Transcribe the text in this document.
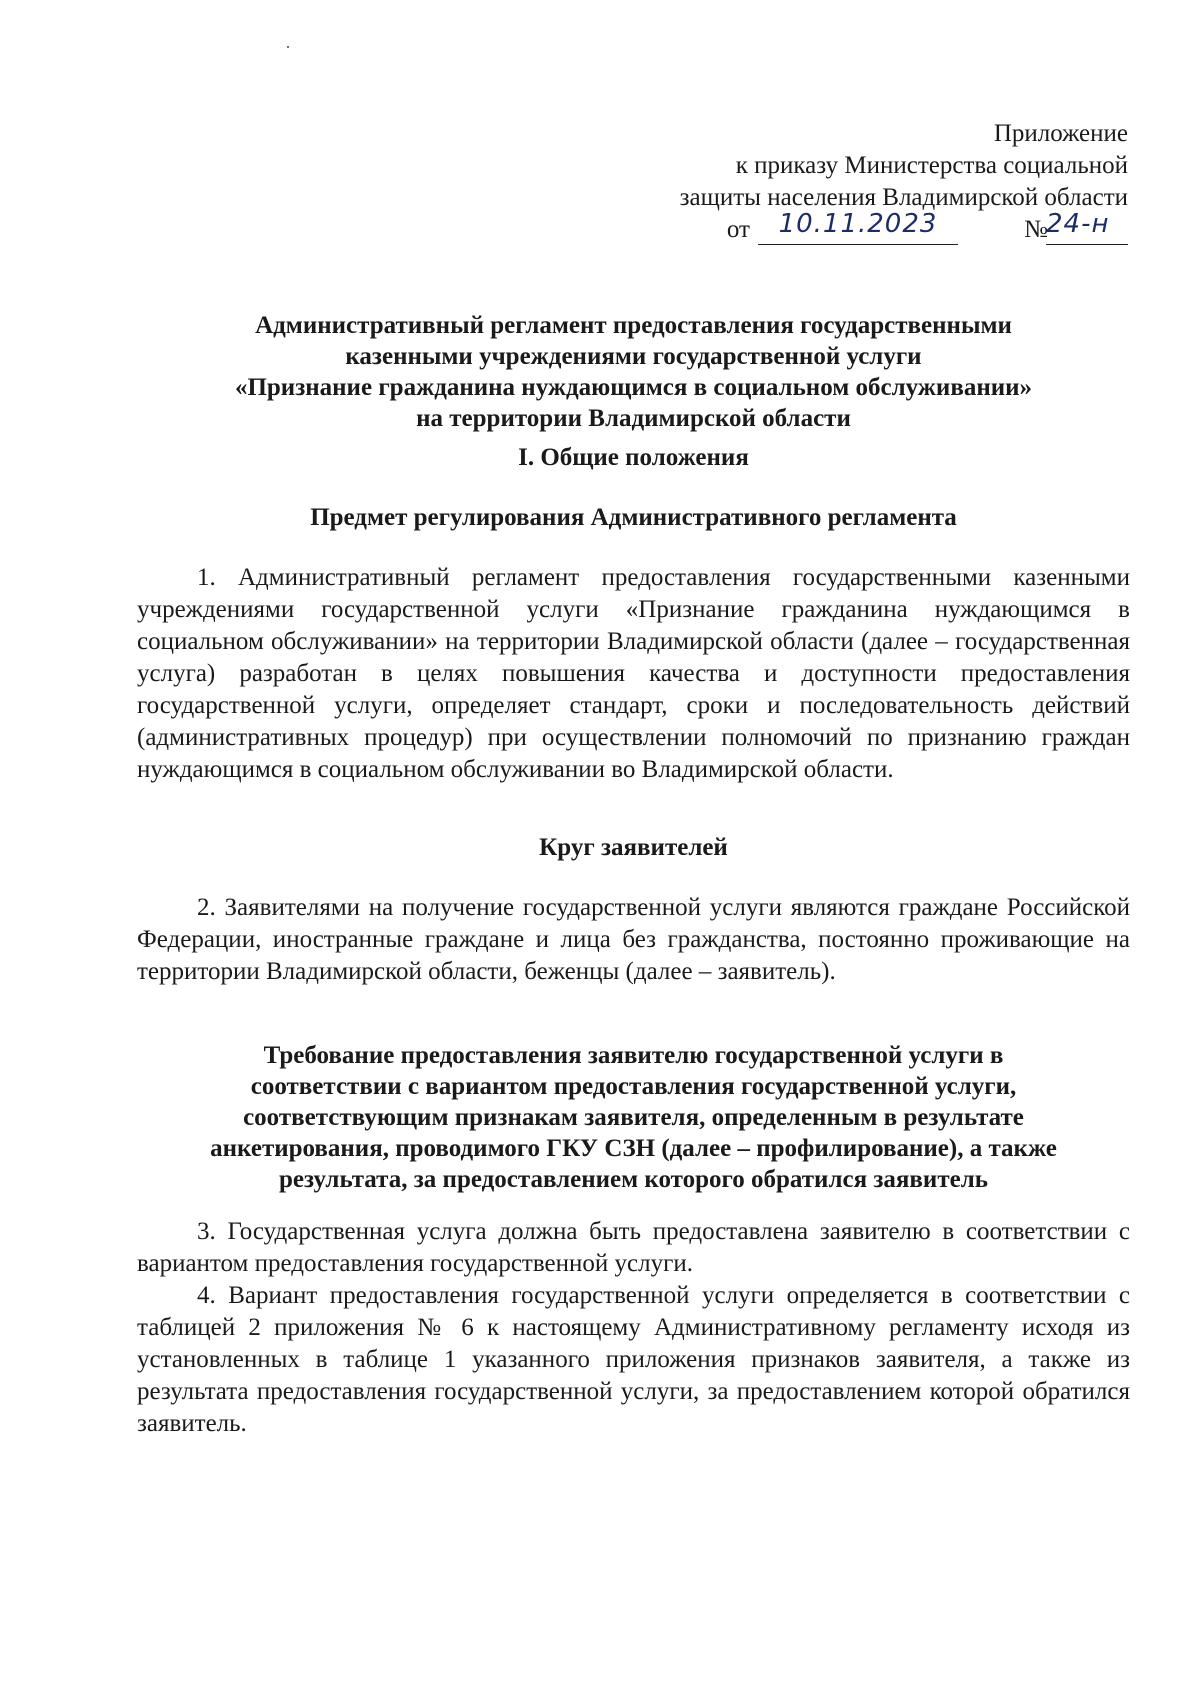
Приложение
к приказу Министерства социальной
защиты населения Владимирской области
от	10.11.2023	№
24-н
Административный регламент предоставления государственными
казенными учреждениями государственной услуги
«Признание гражданина нуждающимся в социальном обслуживании»
на территории Владимирской области
I. Общие положения
Предмет регулирования Административного регламента

1. Административный регламент предоставления государственными казенными учреждениями государственной услуги «Признание гражданина нуждающимся в социальном обслуживании» на территории Владимирской области (далее – государственная услуга) разработан в целях повышения качества и доступности предоставления государственной услуги, определяет стандарт, сроки и последовательность действий (административных процедур) при осуществлении полномочий по признанию граждан нуждающимся в социальном обслуживании во Владимирской области.

Круг заявителей

2. Заявителями на получение государственной услуги являются граждане Российской Федерации, иностранные граждане и лица без гражданства, постоянно проживающие на территории Владимирской области, беженцы (далее – заявитель).

Требование предоставления заявителю государственной услуги в
соответствии с вариантом предоставления государственной услуги,
соответствующим признакам заявителя, определенным в результате
анкетирования, проводимого ГКУ СЗН (далее – профилирование), а также
результата, за предоставлением которого обратился заявитель

3. Государственная услуга должна быть предоставлена заявителю в соответствии с вариантом предоставления государственной услуги.

4. Вариант предоставления государственной услуги определяется в соответствии с таблицей 2 приложения № 6 к настоящему Административному регламенту исходя из установленных в таблице 1 указанного приложения признаков заявителя, а также из результата предоставления государственной услуги, за предоставлением которой обратился заявитель.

▶ SHORT TASK:
Count how many lines above include the word "результата" and answer with that figure only.

▶ RESPONSE TO THIS EXERCISE:
2